◆ **What you should do**
Quote the passage on gun sales after mass shootings word for word, beginning at "Those spikes in" and stopping after "San Bernardino, Calif.".

It’s a familiar pattern: a mass shooting takes place, and gun sales in America spike.
On Black Friday, the FBI said it processed 185,345 gun background checks, the most recorded in a single day. In November, the FBI conducted 2,243,030 checks, one of the highest months on record, and for the year has processed 19,827,376. And that was all before the shootings in San Bernardino last week, which killed 14 and injured 21. Reports from several states show increased gun sales since then, and if the last few months are any indication, the FBI will likely process more gun background checks this year than any since it began conducting them almost two decades ago.
Those spikes in background checks, which must be conducted for any gun sale from a licensed dealer, have followed a number of devastating mass shootings this year, including the deadly incident at a historically black church in Charleston, S.C., in June that killed nine, the shooting at Umpqua Community College in October that killed nine and injured nine, a shooting at a Planned Parenthood clinic in Colorado Springs, Colo., in November that killed three and injured nine, and the latest shooting in San Bernardino, Calif.

Bounding box prediction data
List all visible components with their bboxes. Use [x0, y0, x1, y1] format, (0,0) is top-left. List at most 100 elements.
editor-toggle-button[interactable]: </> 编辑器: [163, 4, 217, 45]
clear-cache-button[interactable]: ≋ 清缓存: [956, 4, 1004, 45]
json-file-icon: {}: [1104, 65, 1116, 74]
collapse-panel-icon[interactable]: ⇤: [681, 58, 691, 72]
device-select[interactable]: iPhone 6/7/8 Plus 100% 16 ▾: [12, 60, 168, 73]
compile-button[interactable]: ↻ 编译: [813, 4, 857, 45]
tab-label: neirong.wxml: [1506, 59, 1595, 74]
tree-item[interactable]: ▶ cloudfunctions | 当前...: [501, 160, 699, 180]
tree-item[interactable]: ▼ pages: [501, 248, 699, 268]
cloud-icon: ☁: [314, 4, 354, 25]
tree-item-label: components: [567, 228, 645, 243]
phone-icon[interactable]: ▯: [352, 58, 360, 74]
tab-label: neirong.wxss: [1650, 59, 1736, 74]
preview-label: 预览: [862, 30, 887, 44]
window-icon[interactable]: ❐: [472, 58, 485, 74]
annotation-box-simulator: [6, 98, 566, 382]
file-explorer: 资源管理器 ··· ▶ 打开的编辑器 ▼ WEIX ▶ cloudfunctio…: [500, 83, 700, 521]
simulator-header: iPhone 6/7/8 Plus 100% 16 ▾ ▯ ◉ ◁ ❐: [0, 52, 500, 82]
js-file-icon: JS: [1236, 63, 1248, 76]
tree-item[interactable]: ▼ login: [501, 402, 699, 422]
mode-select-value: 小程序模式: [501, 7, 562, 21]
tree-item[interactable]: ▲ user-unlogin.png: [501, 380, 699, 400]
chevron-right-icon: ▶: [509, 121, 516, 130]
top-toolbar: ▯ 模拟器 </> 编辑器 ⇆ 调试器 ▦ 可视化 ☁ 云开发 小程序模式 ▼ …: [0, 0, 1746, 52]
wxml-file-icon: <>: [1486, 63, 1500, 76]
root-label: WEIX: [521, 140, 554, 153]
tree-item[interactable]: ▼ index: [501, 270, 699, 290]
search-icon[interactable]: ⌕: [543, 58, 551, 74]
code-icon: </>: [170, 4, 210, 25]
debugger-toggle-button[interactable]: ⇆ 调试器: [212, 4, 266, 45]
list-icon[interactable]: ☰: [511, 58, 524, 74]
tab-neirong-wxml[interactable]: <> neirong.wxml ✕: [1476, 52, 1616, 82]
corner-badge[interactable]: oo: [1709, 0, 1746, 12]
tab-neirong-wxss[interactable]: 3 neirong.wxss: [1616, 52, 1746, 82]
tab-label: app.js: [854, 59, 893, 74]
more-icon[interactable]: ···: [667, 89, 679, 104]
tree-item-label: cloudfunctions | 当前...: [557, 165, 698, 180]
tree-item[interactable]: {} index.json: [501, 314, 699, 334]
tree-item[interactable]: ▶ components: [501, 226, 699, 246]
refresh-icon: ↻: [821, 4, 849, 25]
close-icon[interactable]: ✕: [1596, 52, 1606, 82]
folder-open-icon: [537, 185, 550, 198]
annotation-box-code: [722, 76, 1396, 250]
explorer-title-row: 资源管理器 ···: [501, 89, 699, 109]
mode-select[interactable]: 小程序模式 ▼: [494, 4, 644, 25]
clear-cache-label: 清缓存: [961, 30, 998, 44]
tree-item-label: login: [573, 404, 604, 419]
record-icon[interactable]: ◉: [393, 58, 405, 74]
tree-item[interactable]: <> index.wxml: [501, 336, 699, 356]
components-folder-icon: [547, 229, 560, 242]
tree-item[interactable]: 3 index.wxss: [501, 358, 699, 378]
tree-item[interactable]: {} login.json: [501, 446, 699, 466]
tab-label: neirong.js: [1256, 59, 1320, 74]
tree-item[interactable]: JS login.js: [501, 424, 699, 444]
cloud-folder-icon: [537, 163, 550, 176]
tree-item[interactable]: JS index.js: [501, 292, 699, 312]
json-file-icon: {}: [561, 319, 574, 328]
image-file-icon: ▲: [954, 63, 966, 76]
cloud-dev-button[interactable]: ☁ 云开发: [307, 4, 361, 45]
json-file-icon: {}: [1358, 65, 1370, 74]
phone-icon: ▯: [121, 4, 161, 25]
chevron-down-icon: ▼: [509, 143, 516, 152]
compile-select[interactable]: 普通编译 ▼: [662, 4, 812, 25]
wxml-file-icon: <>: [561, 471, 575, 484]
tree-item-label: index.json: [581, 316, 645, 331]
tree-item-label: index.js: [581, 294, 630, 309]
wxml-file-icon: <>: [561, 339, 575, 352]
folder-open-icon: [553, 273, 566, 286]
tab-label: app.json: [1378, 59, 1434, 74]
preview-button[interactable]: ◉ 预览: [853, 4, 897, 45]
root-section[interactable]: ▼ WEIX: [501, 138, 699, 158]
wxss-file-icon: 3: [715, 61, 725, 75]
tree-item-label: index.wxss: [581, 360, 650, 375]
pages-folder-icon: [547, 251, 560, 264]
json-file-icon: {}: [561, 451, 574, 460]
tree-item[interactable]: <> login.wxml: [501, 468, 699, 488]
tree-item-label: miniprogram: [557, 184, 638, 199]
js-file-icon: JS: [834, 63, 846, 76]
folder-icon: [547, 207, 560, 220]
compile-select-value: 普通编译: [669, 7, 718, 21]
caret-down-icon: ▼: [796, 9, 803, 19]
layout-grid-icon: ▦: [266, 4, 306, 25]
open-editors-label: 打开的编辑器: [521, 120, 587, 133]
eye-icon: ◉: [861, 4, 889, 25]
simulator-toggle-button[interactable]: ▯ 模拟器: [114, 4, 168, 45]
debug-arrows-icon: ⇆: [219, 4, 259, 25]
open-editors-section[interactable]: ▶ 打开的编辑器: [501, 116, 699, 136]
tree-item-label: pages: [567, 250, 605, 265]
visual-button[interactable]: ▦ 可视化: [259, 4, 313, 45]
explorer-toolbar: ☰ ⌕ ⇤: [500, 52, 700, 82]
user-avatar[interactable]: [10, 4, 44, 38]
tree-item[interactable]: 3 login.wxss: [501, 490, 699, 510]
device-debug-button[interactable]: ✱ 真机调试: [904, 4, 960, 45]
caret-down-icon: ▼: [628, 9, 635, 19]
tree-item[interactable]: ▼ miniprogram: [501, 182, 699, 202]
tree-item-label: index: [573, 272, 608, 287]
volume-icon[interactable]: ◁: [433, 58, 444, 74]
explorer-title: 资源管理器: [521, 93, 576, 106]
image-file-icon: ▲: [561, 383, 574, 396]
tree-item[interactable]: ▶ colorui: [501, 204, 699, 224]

◆ **Response box**
Those spikes in background checks, which must be conducted for any gun sale from a licensed dealer, have followed a number of devastating mass shootings this year, including the deadly incident at a historically black church in Charleston, S.C., in June that killed nine, the shooting at Umpqua Community College in October that killed nine and injured nine, a shooting at a Planned Parenthood clinic in Colorado Springs, Colo., in November that killed three and injured nine, and the latest shooting in San Bernardino, Calif.